Textabschnitt -
Für viele Arbeitnehmer ist die Kündigung durch den Arbeitgeber ein herber Schlag. Enttäuschung, Wut und Resignation machen sich breit; die Vertrauensbasis ist dahin. Nicht selten drohen Konflikten bis hin zur Kündigungsschutzklage. Eine für beide Seiten faire und gütliche Einigung ist der bessere Weg. Mit einer im Aufhebungsvertrag geregelten Abfindung erreichen Unternehmen in der Regel eine zügige Trennung mit klaren Spielregeln, bei der Mitarbeiter die Konditionen ihres Ausscheidens selbst mitverhandeln und sich erhobenen Hauptes verabschieden können. Was Arbeitgeber beachten sollten, damit die Verhandlungen für beide Seiten konstruktiv verlaufen, erklärt Katharina Schumann, Rechtsanwältin und Fachanwältin für Arbeitsrecht in der Münchner Kanzlei Lehner & Kollegen.

Vorgegebene Aufgabe -
Gibst du aus dem Textabschnitt den Teil wortgetreu aus, der mit den Worten „Für viele Arbeitnehmer“ beginnt und mit „Lehner & Kollegen.“ endet? Maßgeblich ist allein der Textabschnitt.

Bereitgestellte Angaben -
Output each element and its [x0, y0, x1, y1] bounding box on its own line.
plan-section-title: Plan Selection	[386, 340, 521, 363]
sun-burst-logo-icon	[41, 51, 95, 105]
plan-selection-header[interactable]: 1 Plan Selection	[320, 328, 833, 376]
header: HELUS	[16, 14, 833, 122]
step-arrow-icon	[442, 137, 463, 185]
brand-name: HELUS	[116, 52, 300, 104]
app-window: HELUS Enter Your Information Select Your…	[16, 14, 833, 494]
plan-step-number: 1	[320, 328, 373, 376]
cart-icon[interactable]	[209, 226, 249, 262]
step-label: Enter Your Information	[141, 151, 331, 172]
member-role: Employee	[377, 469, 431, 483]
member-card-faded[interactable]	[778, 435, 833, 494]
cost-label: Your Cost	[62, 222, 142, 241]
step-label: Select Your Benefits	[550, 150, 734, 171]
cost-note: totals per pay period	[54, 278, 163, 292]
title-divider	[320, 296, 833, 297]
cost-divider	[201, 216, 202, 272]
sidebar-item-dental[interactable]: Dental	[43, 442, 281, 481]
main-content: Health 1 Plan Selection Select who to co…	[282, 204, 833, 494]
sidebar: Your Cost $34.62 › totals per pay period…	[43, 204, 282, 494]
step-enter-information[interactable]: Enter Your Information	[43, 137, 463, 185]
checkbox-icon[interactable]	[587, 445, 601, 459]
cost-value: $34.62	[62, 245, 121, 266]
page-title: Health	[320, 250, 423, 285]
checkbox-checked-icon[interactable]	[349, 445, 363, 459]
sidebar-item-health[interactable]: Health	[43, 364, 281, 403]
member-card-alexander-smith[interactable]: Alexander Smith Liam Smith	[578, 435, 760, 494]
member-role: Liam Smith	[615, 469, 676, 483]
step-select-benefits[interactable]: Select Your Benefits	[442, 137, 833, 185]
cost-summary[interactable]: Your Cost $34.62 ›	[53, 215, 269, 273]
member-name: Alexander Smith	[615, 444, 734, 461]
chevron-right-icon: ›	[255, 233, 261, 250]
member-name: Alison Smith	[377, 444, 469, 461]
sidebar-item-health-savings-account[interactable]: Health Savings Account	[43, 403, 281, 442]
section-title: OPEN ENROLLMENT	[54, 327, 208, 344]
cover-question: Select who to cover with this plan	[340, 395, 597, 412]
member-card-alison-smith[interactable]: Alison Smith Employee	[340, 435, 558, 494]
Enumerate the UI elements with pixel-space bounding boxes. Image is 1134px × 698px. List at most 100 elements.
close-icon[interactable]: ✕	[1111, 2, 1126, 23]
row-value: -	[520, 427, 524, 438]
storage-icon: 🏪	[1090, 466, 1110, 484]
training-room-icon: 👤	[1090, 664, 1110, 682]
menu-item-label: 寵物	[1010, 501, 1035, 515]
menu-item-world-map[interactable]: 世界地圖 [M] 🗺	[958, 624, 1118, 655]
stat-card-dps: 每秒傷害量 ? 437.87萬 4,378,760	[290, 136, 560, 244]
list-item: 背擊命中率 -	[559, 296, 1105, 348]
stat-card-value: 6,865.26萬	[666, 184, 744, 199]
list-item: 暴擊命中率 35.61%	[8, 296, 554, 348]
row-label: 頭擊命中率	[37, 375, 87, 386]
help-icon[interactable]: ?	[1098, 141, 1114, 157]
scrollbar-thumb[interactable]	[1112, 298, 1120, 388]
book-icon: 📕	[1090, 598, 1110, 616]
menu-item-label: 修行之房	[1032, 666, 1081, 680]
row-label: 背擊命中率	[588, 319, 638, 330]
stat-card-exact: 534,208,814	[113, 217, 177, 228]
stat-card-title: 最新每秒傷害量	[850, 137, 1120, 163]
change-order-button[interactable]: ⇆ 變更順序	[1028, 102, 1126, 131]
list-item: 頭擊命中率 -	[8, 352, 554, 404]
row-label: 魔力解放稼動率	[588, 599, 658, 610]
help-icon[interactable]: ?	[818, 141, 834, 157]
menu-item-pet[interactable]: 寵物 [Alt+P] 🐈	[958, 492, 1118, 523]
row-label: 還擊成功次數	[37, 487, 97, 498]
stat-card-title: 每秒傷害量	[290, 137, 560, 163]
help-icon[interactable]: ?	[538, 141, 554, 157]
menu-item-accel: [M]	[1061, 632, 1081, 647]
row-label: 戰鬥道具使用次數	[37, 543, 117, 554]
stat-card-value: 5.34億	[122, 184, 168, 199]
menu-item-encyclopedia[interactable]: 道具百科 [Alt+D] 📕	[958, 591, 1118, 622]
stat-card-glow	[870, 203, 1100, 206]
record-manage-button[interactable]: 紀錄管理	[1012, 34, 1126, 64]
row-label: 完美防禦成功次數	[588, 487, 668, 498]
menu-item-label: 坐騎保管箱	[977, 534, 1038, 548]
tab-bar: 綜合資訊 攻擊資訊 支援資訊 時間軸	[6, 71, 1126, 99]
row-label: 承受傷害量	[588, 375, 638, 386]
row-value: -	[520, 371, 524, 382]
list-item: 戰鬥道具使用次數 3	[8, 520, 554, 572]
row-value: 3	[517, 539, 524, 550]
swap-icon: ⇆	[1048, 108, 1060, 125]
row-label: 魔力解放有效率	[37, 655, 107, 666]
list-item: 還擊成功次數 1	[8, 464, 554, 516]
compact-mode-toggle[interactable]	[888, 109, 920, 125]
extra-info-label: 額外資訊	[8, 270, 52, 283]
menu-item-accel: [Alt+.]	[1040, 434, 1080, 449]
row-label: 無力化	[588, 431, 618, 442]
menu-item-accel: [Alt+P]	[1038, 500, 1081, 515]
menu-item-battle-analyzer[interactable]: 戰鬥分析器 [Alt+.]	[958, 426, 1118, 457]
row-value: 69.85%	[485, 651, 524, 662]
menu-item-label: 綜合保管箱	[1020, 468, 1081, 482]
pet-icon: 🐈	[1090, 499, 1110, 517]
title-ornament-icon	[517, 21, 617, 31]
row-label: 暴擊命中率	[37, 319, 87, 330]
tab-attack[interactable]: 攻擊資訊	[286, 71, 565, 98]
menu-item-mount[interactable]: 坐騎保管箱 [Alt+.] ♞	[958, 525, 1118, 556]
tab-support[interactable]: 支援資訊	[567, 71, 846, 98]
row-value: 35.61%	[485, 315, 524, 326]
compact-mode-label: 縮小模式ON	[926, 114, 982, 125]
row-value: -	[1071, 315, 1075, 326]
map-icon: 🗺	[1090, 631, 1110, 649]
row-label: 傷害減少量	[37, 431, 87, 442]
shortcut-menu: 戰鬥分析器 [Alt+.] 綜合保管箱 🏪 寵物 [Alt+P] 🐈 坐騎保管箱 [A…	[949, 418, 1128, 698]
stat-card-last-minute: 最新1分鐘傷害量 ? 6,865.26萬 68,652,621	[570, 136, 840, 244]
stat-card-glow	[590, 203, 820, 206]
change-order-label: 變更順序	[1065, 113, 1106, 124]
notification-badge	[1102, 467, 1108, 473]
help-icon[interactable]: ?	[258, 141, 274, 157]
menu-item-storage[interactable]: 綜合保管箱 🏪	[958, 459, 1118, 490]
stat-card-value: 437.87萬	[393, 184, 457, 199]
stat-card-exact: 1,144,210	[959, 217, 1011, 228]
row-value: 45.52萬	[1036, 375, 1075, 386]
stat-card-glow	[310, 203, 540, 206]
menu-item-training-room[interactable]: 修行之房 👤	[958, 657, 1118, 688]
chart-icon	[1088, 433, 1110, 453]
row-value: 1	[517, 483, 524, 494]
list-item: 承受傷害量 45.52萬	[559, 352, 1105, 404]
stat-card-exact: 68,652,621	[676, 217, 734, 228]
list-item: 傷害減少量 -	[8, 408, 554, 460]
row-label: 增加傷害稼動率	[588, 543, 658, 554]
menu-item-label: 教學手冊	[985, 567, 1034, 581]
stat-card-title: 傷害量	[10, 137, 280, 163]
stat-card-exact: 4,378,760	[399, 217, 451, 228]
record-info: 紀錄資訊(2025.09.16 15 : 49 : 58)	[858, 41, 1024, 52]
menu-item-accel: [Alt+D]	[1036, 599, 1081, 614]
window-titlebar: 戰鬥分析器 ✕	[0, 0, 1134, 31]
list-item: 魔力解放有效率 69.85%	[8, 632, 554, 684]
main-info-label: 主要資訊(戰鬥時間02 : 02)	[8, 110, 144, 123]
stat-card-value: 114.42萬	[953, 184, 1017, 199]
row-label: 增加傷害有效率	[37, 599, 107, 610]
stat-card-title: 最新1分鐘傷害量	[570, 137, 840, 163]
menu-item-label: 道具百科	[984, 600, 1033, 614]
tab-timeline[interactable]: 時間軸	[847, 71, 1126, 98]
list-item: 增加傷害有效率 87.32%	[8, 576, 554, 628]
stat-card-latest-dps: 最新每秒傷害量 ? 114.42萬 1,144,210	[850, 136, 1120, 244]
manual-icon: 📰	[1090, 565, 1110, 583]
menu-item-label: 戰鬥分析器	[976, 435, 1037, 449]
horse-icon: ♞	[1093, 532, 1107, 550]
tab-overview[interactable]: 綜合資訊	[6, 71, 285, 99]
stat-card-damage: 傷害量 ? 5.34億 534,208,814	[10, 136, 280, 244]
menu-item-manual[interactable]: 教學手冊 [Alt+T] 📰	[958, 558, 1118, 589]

Ergebnis -
Für viele Arbeitnehmer ist die Kündigung durch den Arbeitgeber ein herber Schlag. Enttäuschung, Wut und Resignation machen sich breit; die Vertrauensbasis ist dahin. Nicht selten drohen Konflikten bis hin zur Kündigungsschutzklage. Eine für beide Seiten faire und gütliche Einigung ist der bessere Weg. Mit einer im Aufhebungsvertrag geregelten Abfindung erreichen Unternehmen in der Regel eine zügige Trennung mit klaren Spielregeln, bei der Mitarbeiter die Konditionen ihres Ausscheidens selbst mitverhandeln und sich erhobenen Hauptes verabschieden können. Was Arbeitgeber beachten sollten, damit die Verhandlungen für beide Seiten konstruktiv verlaufen, erklärt Katharina Schumann, Rechtsanwältin und Fachanwältin für Arbeitsrecht in der Münchner Kanzlei Lehner & Kollegen.